#### Exercise:
Below is a block of records; return all of them exactly, but without the images.

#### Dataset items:

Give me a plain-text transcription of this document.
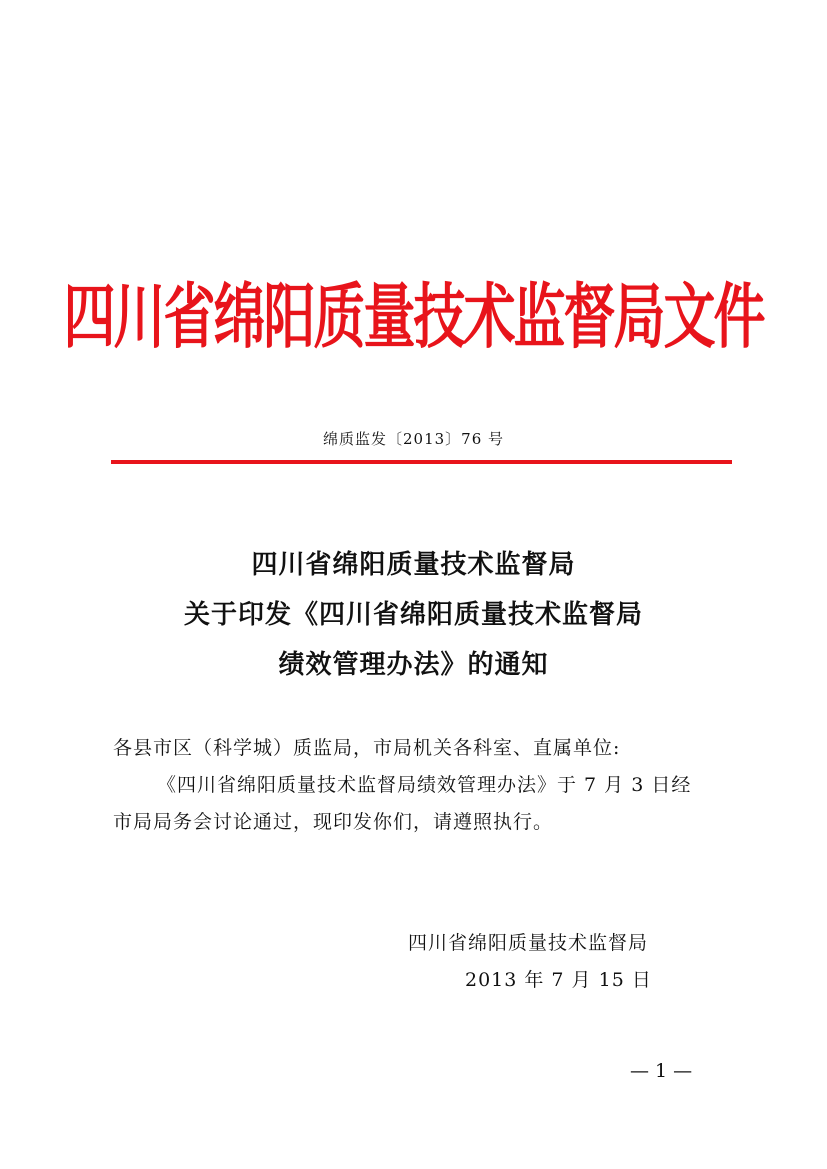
四川省绵阳质量技术监督局文件
绵质监发〔2013〕76 号
四川省绵阳质量技术监督局
关于印发《四川省绵阳质量技术监督局
绩效管理办法》的通知
各县市区（科学城）质监局，市局机关各科室、直属单位:
《四川省绵阳质量技术监督局绩效管理办法》于 7 月 3 日经
市局局务会讨论通过，现印发你们，请遵照执行。
四川省绵阳质量技术监督局
2013 年 7 月 15 日
— 1 —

#### The solution:
Give me a plain-text transcription of this document.
四川省绵阳质量技术监督局文件
绵质监发〔2013〕76 号
四川省绵阳质量技术监督局
关于印发《四川省绵阳质量技术监督局
绩效管理办法》的通知
各县市区（科学城）质监局，市局机关各科室、直属单位:
《四川省绵阳质量技术监督局绩效管理办法》于 7 月 3 日经
市局局务会讨论通过，现印发你们，请遵照执行。
四川省绵阳质量技术监督局
2013 年 7 月 15 日
— 1 —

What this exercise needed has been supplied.